Extract the lines that hold the string "into".

+ + + + +

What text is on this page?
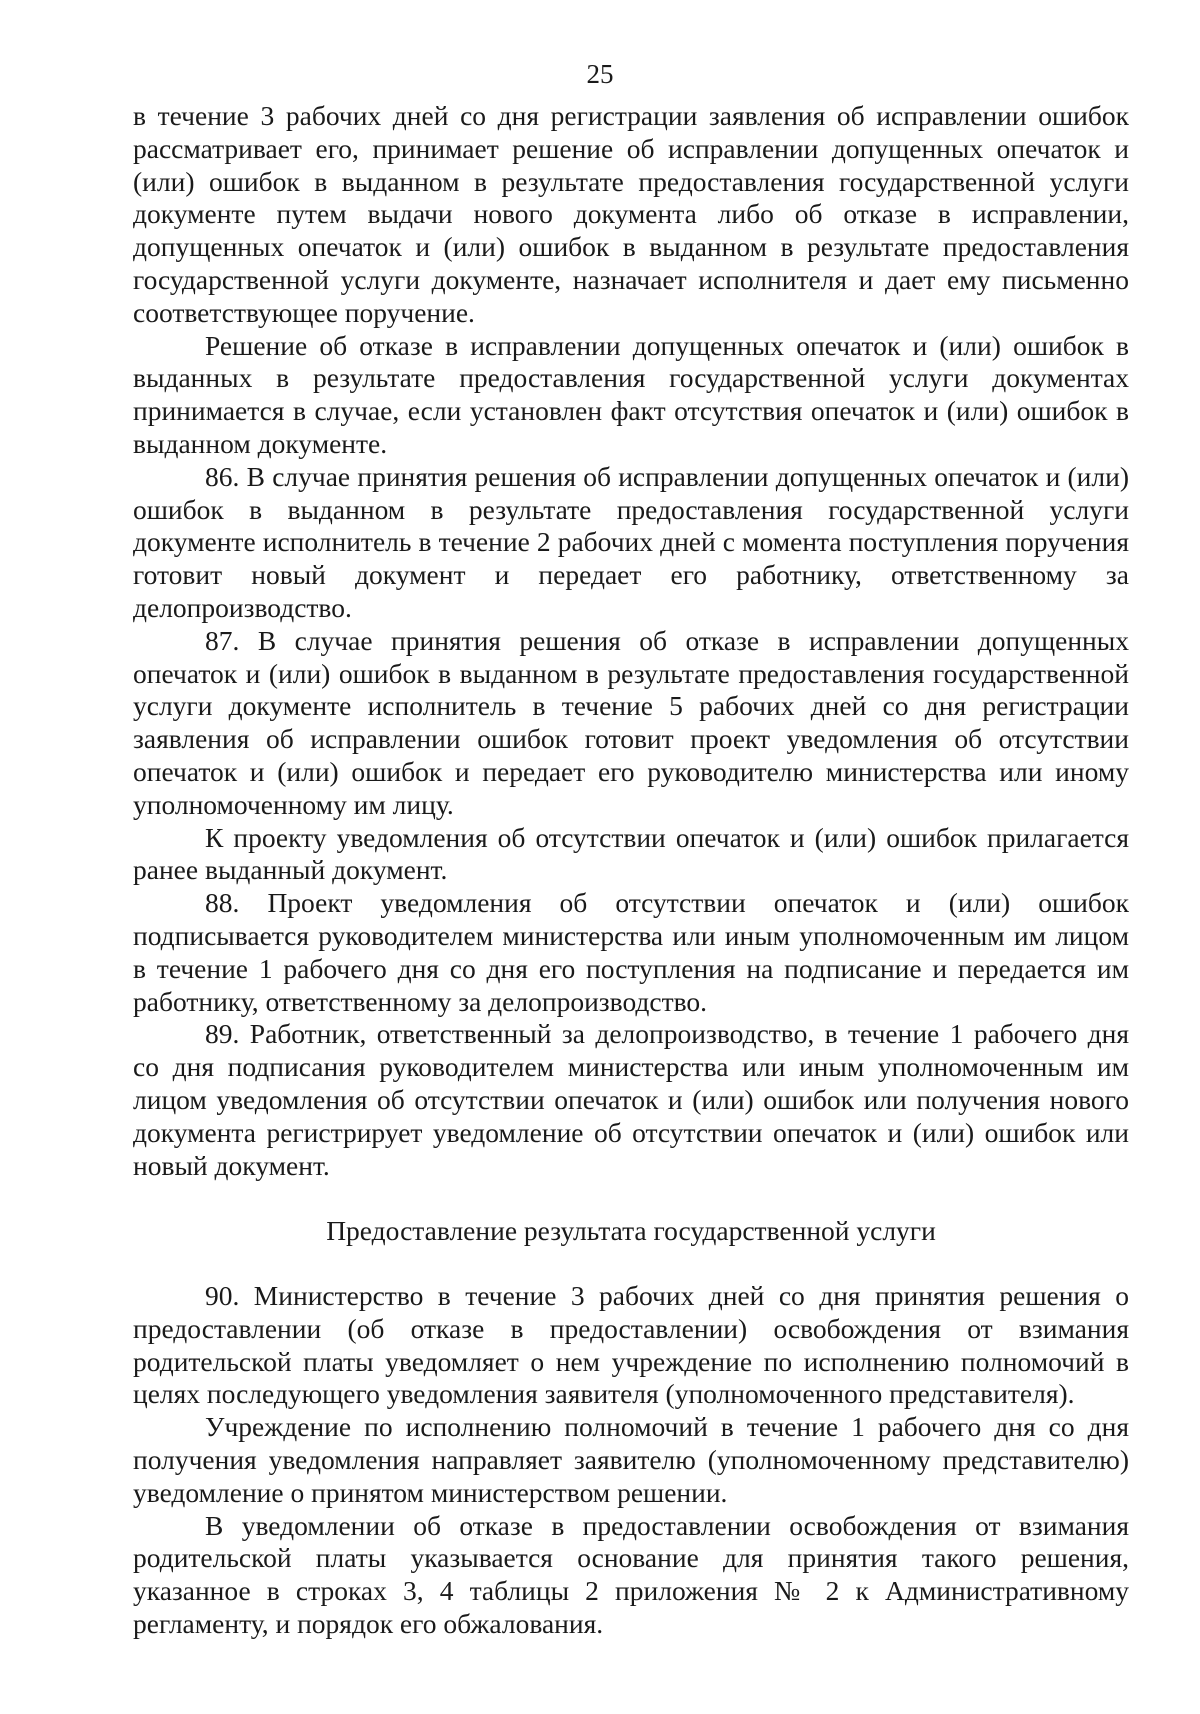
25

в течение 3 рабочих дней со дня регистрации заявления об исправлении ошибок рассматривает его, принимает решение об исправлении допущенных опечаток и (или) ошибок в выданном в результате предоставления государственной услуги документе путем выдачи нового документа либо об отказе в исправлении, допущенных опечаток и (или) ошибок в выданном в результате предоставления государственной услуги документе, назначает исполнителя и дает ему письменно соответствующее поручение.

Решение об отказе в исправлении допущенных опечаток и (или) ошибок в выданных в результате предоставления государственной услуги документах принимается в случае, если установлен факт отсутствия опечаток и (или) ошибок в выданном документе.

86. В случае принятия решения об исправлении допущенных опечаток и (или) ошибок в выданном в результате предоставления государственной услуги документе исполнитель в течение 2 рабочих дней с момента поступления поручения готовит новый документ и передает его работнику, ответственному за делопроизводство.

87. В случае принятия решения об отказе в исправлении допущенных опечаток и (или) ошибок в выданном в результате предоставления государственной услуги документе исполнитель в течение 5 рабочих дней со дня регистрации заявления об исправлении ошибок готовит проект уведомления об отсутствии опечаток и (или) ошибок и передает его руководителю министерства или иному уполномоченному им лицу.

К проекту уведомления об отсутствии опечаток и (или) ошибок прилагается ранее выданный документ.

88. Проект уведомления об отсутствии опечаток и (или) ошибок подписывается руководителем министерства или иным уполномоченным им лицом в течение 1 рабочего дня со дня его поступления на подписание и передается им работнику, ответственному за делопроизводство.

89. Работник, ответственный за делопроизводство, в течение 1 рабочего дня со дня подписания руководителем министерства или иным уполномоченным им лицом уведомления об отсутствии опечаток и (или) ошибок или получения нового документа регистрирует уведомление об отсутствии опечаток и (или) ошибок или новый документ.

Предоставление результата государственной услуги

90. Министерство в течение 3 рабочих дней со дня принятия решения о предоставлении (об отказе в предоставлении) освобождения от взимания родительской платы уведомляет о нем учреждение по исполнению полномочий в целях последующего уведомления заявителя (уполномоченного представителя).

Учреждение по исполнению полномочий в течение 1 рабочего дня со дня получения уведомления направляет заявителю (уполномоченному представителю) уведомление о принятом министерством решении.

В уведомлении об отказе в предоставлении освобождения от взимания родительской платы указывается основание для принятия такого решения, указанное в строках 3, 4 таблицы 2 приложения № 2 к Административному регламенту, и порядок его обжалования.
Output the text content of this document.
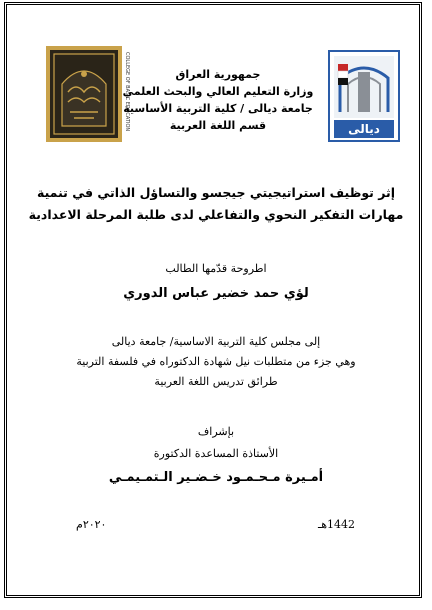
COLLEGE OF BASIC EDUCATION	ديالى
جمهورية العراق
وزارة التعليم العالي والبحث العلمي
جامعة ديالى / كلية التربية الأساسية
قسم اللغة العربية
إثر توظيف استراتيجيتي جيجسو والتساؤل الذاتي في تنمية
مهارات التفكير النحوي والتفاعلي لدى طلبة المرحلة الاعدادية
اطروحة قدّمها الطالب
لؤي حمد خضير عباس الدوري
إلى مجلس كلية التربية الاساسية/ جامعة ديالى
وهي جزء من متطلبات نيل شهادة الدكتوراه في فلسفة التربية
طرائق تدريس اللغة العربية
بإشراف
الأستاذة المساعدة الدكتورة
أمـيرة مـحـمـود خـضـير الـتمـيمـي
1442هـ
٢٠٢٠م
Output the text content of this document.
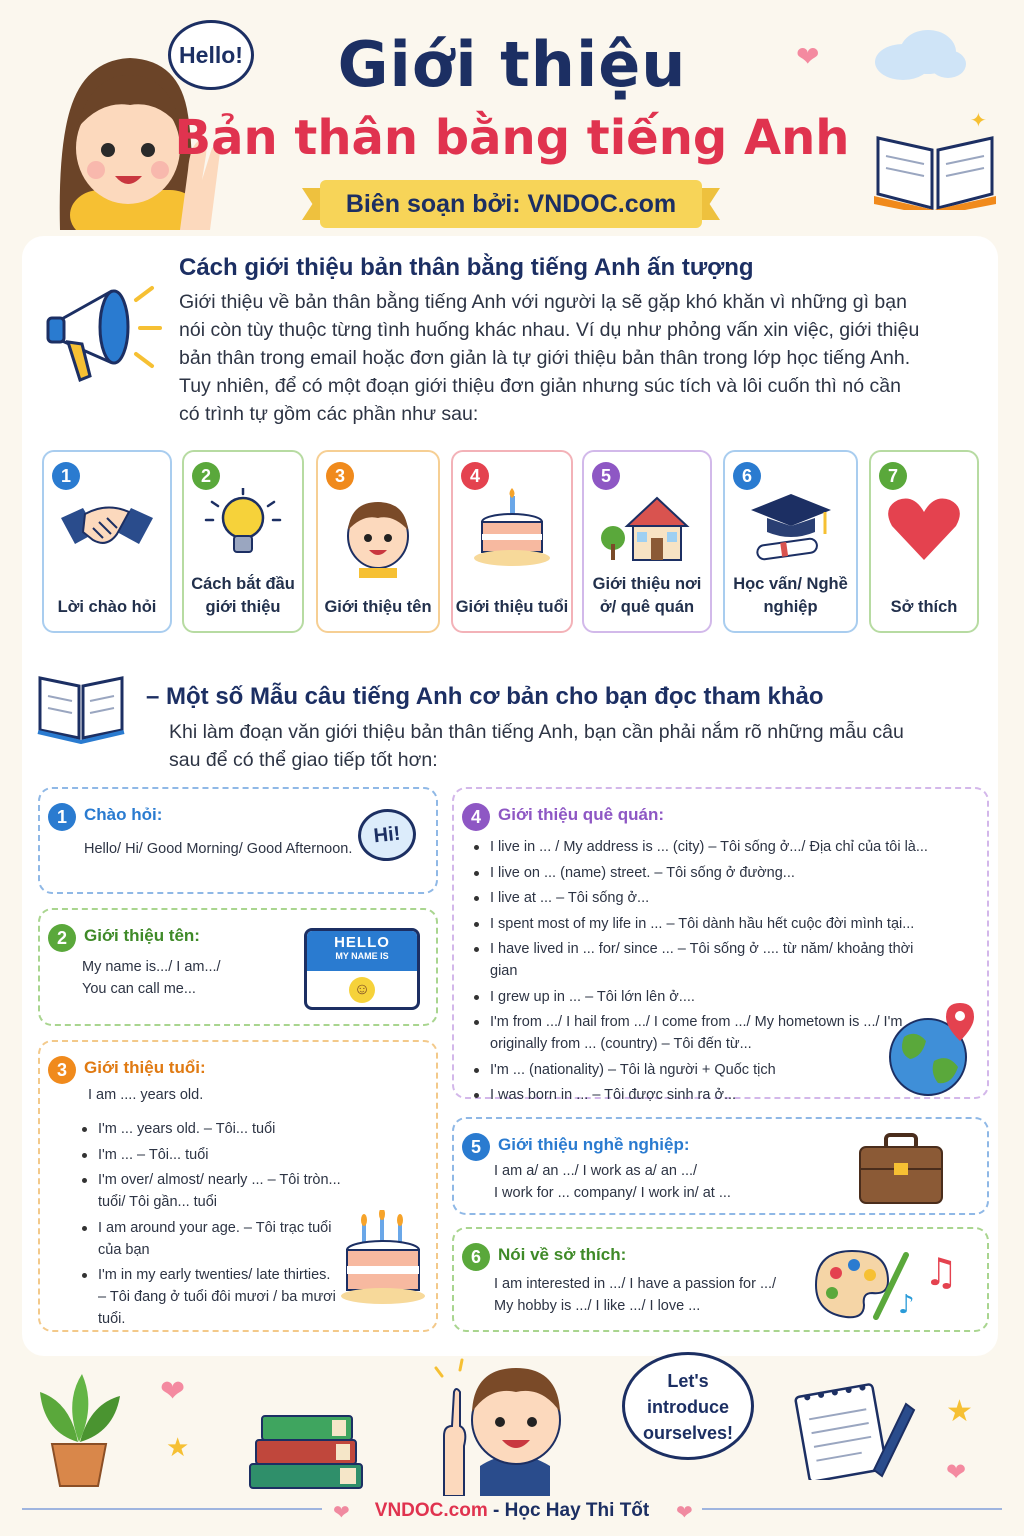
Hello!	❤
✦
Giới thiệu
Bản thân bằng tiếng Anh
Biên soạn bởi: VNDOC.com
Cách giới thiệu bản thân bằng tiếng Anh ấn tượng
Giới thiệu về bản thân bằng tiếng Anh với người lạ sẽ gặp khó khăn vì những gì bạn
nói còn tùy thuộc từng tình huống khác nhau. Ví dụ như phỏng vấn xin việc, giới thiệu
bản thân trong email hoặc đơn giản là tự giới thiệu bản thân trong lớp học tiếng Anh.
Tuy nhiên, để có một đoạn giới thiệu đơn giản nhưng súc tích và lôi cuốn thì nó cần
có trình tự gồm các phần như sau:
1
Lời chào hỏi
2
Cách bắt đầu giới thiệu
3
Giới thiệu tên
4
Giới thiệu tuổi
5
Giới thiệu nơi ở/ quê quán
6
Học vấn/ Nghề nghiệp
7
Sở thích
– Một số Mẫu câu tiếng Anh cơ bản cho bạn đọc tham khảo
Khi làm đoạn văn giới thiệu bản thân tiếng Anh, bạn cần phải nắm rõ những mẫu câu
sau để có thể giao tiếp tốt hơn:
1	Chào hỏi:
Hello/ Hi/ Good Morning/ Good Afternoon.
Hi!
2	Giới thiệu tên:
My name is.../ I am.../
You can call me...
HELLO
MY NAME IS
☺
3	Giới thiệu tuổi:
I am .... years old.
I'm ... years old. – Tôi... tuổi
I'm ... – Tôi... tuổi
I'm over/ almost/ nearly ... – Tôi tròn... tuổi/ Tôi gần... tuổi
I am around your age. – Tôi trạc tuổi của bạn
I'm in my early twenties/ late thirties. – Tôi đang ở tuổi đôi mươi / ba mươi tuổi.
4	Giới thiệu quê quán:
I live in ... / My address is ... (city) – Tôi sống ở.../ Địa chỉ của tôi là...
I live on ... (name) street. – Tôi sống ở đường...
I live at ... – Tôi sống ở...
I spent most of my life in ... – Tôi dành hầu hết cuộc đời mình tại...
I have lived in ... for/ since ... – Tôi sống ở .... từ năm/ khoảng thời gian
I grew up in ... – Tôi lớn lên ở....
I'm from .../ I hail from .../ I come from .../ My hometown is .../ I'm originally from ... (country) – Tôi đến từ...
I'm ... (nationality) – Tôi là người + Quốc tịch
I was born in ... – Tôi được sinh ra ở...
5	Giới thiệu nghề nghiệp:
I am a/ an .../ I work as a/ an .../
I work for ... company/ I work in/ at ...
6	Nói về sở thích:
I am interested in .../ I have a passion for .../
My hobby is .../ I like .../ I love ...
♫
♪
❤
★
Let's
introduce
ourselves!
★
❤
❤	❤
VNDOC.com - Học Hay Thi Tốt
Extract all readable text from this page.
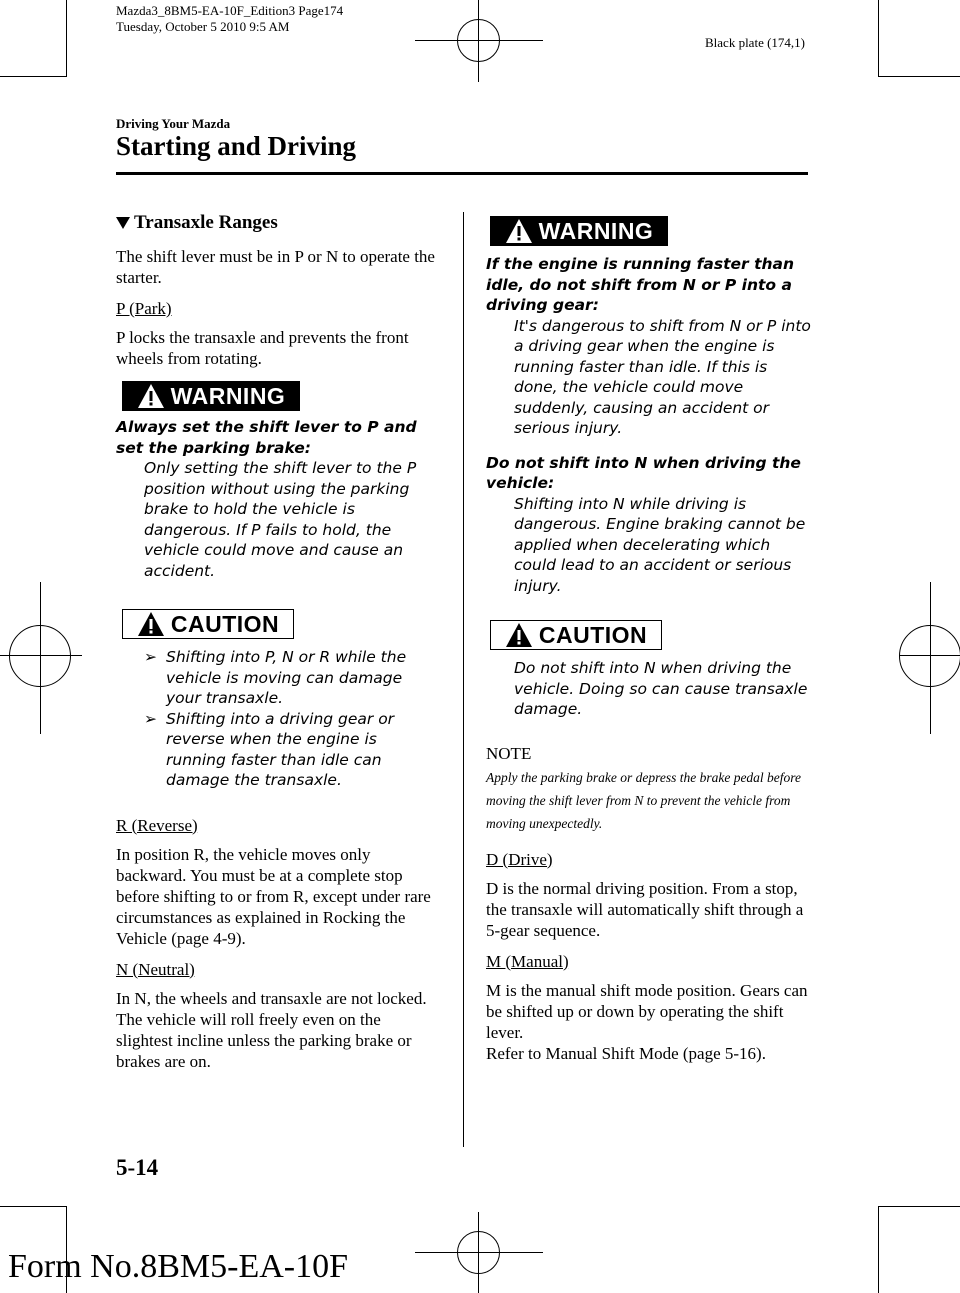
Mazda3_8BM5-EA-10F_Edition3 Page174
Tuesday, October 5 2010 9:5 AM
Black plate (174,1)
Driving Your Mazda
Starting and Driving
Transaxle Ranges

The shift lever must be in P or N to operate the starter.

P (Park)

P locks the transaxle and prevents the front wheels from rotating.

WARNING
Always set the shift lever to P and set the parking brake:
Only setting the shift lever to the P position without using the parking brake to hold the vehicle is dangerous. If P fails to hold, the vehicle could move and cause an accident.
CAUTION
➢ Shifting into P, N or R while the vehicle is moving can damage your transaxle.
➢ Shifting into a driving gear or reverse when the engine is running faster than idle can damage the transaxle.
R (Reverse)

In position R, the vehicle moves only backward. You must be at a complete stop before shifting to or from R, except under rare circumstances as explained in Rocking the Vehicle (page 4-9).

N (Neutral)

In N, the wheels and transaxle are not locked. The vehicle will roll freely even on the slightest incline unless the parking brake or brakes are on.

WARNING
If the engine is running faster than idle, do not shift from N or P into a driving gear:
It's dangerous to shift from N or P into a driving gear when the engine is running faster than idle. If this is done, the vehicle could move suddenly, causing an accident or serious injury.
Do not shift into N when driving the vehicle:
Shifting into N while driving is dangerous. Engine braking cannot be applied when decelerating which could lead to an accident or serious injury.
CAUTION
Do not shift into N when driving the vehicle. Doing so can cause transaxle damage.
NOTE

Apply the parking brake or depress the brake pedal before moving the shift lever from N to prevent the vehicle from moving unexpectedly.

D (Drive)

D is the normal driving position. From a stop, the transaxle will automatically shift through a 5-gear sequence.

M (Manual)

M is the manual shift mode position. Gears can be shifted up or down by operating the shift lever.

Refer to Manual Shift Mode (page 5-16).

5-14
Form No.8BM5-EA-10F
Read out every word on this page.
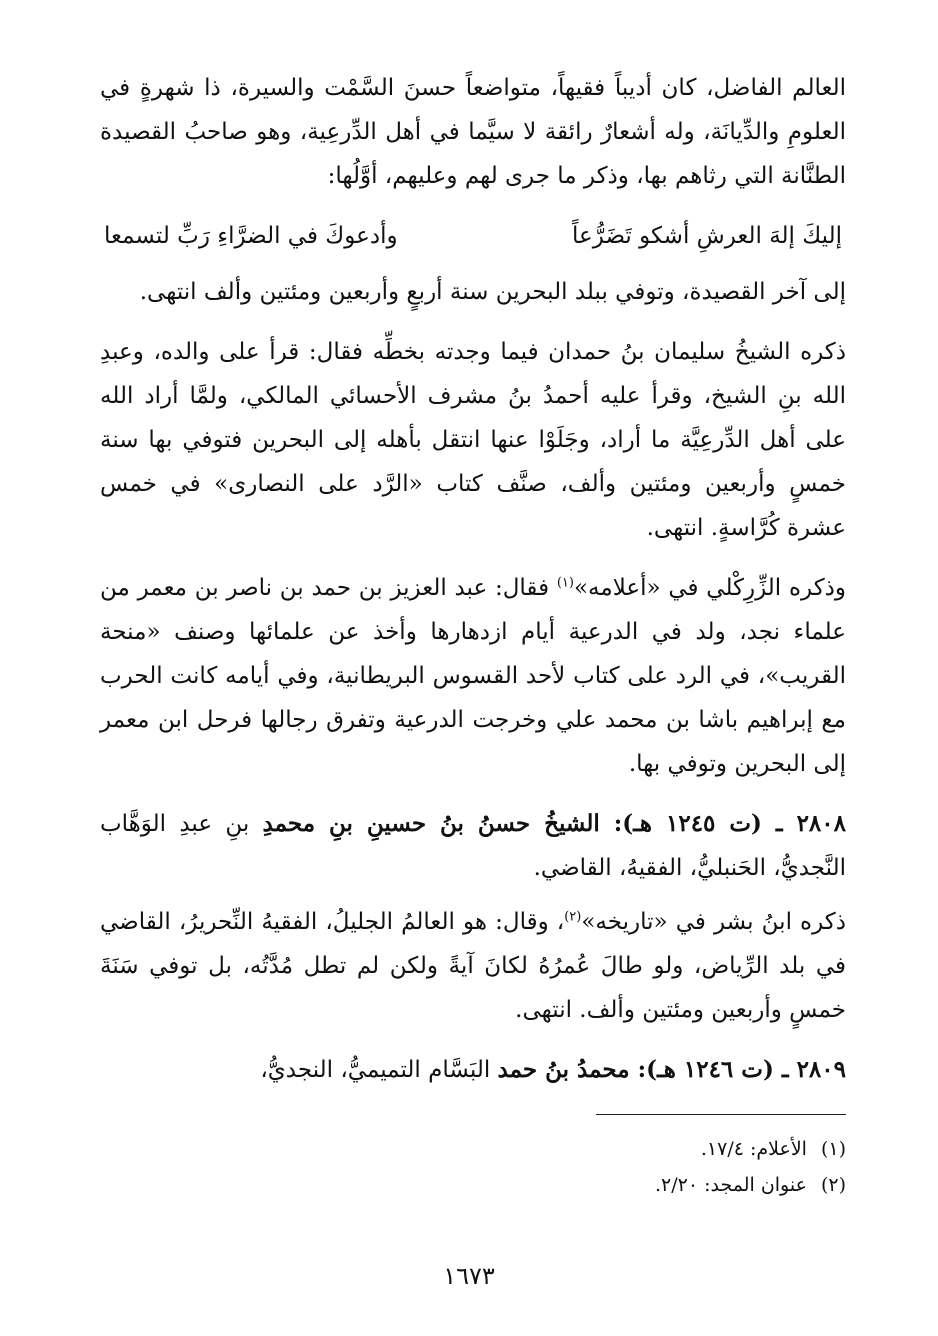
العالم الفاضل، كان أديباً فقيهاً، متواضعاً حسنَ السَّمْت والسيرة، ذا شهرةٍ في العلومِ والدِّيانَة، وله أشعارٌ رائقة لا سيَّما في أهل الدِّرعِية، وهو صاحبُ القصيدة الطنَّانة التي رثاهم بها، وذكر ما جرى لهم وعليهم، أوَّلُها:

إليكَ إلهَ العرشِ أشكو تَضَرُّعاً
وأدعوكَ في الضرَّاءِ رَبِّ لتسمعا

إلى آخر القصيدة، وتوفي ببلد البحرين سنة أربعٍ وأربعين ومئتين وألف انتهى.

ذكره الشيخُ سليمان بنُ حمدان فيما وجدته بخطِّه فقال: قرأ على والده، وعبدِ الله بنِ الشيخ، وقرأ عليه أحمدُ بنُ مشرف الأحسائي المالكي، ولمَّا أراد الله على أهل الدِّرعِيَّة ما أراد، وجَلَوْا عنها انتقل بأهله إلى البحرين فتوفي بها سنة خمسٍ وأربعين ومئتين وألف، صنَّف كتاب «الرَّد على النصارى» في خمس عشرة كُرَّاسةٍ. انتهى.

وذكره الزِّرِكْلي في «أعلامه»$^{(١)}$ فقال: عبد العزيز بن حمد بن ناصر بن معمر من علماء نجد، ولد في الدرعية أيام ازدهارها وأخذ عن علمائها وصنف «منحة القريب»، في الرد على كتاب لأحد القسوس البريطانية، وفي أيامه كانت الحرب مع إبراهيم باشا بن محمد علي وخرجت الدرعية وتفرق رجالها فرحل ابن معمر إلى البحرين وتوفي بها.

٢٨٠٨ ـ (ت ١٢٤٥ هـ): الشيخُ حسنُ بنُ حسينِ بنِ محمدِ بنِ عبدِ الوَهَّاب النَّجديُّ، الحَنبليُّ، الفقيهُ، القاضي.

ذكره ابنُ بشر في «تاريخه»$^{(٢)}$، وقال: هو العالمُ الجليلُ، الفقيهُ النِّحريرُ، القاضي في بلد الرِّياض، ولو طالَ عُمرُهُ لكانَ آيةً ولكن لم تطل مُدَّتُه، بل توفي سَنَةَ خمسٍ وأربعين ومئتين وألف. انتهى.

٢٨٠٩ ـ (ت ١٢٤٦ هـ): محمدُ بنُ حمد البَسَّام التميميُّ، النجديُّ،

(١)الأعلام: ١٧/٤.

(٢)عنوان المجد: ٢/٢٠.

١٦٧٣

+ + + + +

[Solution below]
➢ Shifting into P, N or R while the vehicle is moving can damage your transaxle.
➢ Shifting into a driving gear or reverse when the engine is running faster than idle can damage the transaxle.
If the engine is running faster than idle, do not shift from N or P into a driving gear:
It's dangerous to shift from N or P into a driving gear when the engine is running faster than idle. If this is done, the vehicle could move suddenly, causing an accident or serious injury.
Do not shift into N when driving the vehicle:
Shifting into N while driving is dangerous. Engine braking cannot be applied when decelerating which could lead to an accident or serious injury.
Do not shift into N when driving the vehicle. Doing so can cause transaxle damage.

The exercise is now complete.